[Stored data]
━━━━━━━━━━━━━━━━━━━━━━━━━━━━━━

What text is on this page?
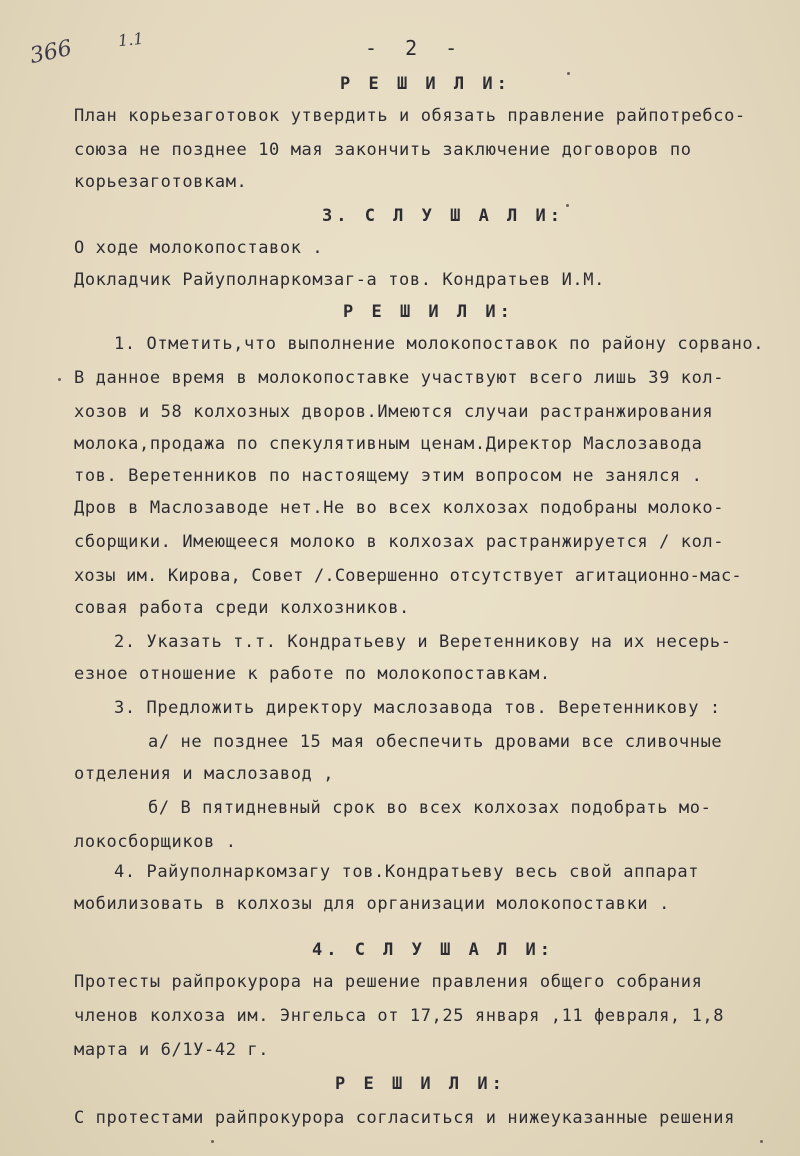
366	1.1	- 2 -
Р Е Ш И Л И:
План корьезаготовок утвердить и обязать правление райпотребсо-
союза не позднее 10 мая закончить заключение договоров по
корьезаготовкам.
3. С Л У Ш А Л И:
О ходе молокопоставок .
Докладчик Райуполнаркомзаг-а тов. Кондратьев И.М.
Р Е Ш И Л И:
1. Отметить,что выполнение молокопоставок по району сорвано.
В данное время в молокопоставке участвуют всего лишь 39 кол-
хозов и 58 колхозных дворов.Имеются случаи растранжирования
молока,продажа по спекулятивным ценам.Директор Маслозавода
тов. Веретенников по настоящему этим вопросом не занялся .
Дров в Маслозаводе нет.Не во всех колхозах подобраны молоко-
сборщики. Имеющееся молоко в колхозах растранжируется / кол-
хозы им. Кирова, Совет /.Совершенно отсутствует агитационно-мас-
совая работа среди колхозников.
2. Указать т.т. Кондратьеву и Веретенникову на их несерь-
езное отношение к работе по молокопоставкам.
3. Предложить директору маслозавода тов. Веретенникову :
а/ не позднее 15 мая обеспечить дровами все сливочные
отделения и маслозавод ,
б/ В пятидневный срок во всех колхозах подобрать мо-
локосборщиков .
4. Райуполнаркомзагу тов.Кондратьеву весь свой аппарат
мобилизовать в колхозы для организации молокопоставки .
4. С Л У Ш А Л И:
Протесты райпрокурора на решение правления общего собрания
членов колхоза им. Энгельса от 17,25 января ,11 февраля, 1,8
марта и 6/1У-42 г.
Р Е Ш И Л И:
С протестами райпрокурора согласиться и нижеуказанные решения
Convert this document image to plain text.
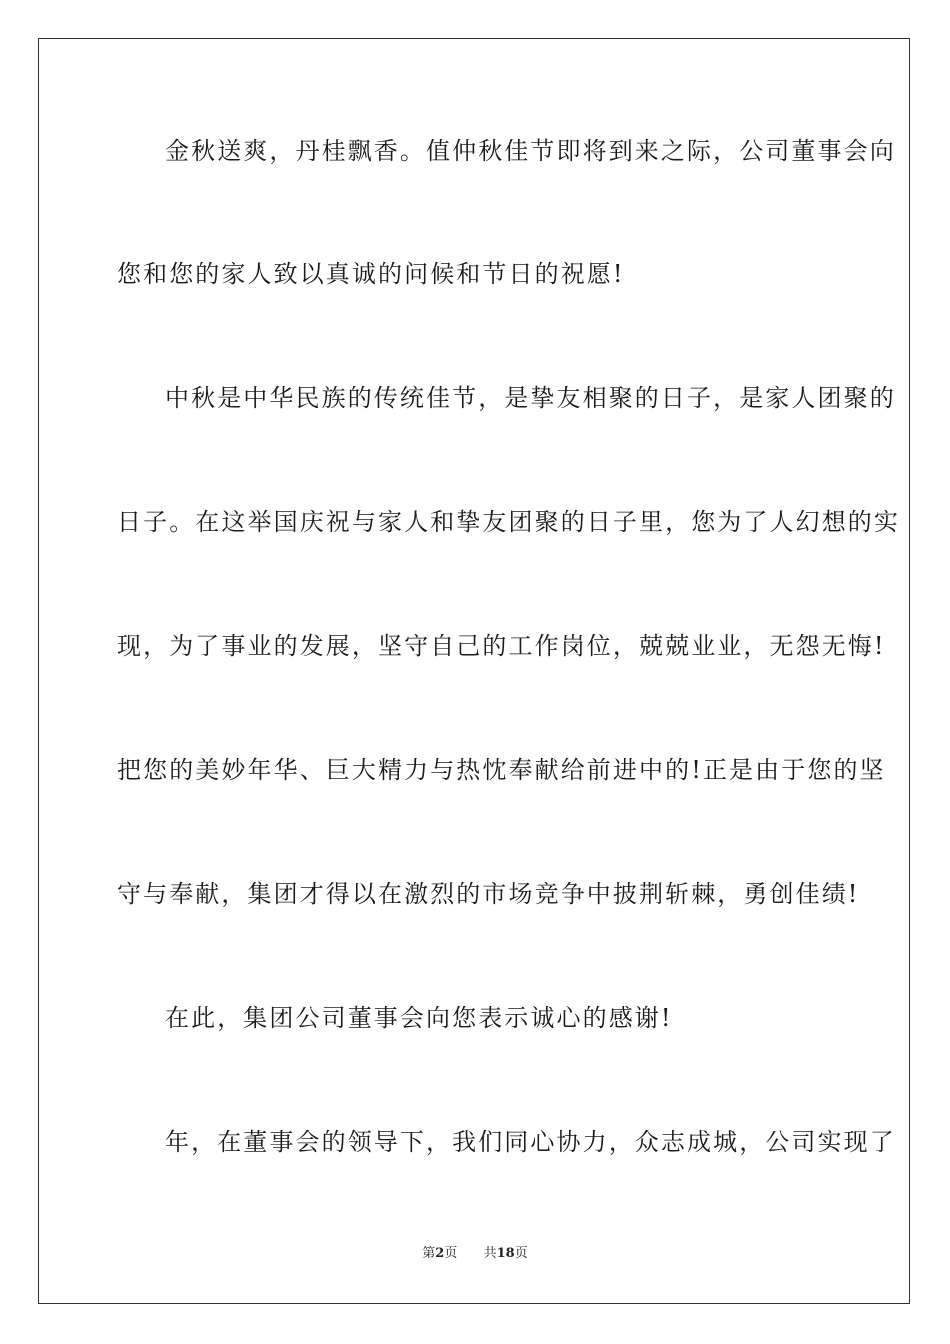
金秋送爽，丹桂飘香。值仲秋佳节即将到来之际，公司董事会向
您和您的家人致以真诚的问候和节日的祝愿!
中秋是中华民族的传统佳节，是挚友相聚的日子，是家人团聚的
日子。在这举国庆祝与家人和挚友团聚的日子里，您为了人幻想的实
现，为了事业的发展，坚守自己的工作岗位，兢兢业业，无怨无悔!
把您的美妙年华、巨大精力与热忱奉献给前进中的!正是由于您的坚
守与奉献，集团才得以在激烈的市场竞争中披荆斩棘，勇创佳绩!
在此，集团公司董事会向您表示诚心的感谢!
年，在董事会的领导下，我们同心协力，众志成城，公司实现了
第2页 共18页
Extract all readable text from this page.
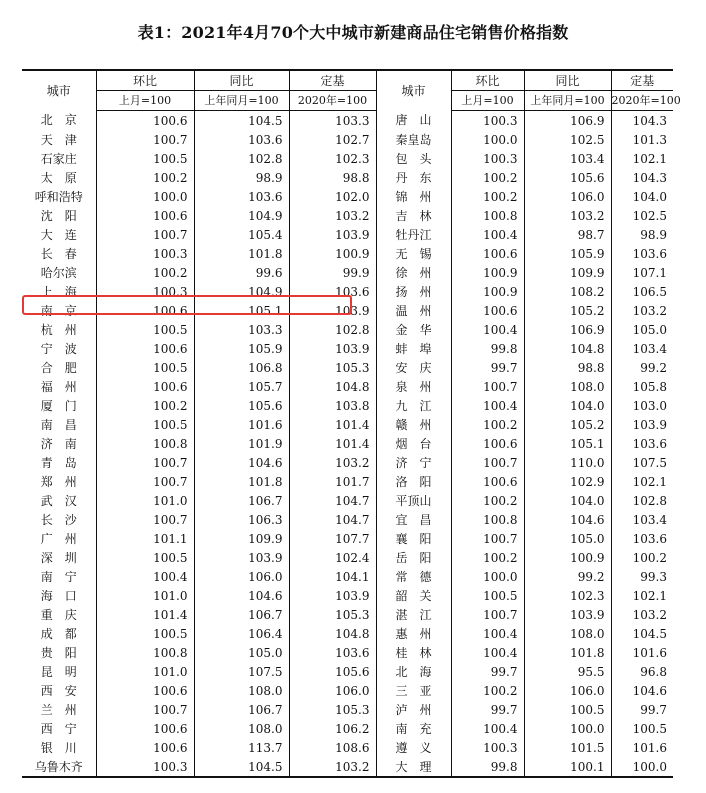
表1：2021年4月70个大中城市新建商品住宅销售价格指数
城市	环比	同比	定基	城市	环比	同比	定基
	上月=100	上年同月=100	2020年=100		上月=100	上年同月=100	2020年=100
北　京	100.6	104.5	103.3	唐　山	100.3	106.9	104.3
天　津	100.7	103.6	102.7	秦皇岛	100.0	102.5	101.3
石家庄	100.5	102.8	102.3	包　头	100.3	103.4	102.1
太　原	100.2	98.9	98.8	丹　东	100.2	105.6	104.3
呼和浩特	100.0	103.6	102.0	锦　州	100.2	106.0	104.0
沈　阳	100.6	104.9	103.2	吉　林	100.8	103.2	102.5
大　连	100.7	105.4	103.9	牡丹江	100.4	98.7	98.9
长　春	100.3	101.8	100.9	无　锡	100.6	105.9	103.6
哈尔滨	100.2	99.6	99.9	徐　州	100.9	109.9	107.1
上　海	100.3	104.9	103.6	扬　州	100.9	108.2	106.5
南　京	100.6	105.1	103.9	温　州	100.6	105.2	103.2
杭　州	100.5	103.3	102.8	金　华	100.4	106.9	105.0
宁　波	100.6	105.9	103.9	蚌　埠	99.8	104.8	103.4
合　肥	100.5	106.8	105.3	安　庆	99.7	98.8	99.2
福　州	100.6	105.7	104.8	泉　州	100.7	108.0	105.8
厦　门	100.2	105.6	103.8	九　江	100.4	104.0	103.0
南　昌	100.5	101.6	101.4	赣　州	100.2	105.2	103.9
济　南	100.8	101.9	101.4	烟　台	100.6	105.1	103.6
青　岛	100.7	104.6	103.2	济　宁	100.7	110.0	107.5
郑　州	100.7	101.8	101.7	洛　阳	100.6	102.9	102.1
武　汉	101.0	106.7	104.7	平顶山	100.2	104.0	102.8
长　沙	100.7	106.3	104.7	宜　昌	100.8	104.6	103.4
广　州	101.1	109.9	107.7	襄　阳	100.7	105.0	103.6
深　圳	100.5	103.9	102.4	岳　阳	100.2	100.9	100.2
南　宁	100.4	106.0	104.1	常　德	100.0	99.2	99.3
海　口	101.0	104.6	103.9	韶　关	100.5	102.3	102.1
重　庆	101.4	106.7	105.3	湛　江	100.7	103.9	103.2
成　都	100.5	106.4	104.8	惠　州	100.4	108.0	104.5
贵　阳	100.8	105.0	103.6	桂　林	100.4	101.8	101.6
昆　明	101.0	107.5	105.6	北　海	99.7	95.5	96.8
西　安	100.6	108.0	106.0	三　亚	100.2	106.0	104.6
兰　州	100.7	106.7	105.3	泸　州	99.7	100.5	99.7
西　宁	100.6	108.0	106.2	南　充	100.4	100.0	100.5
银　川	100.6	113.7	108.6	遵　义	100.3	101.5	101.6
乌鲁木齐	100.3	104.5	103.2	大　理	99.8	100.1	100.0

━━━━━━━━━━━━━━━━━━━━━━━━━━━━━━

For the data above, state how many lines contain "райпрокурора"; the number is the whole answer.

*Answer to this task:* 2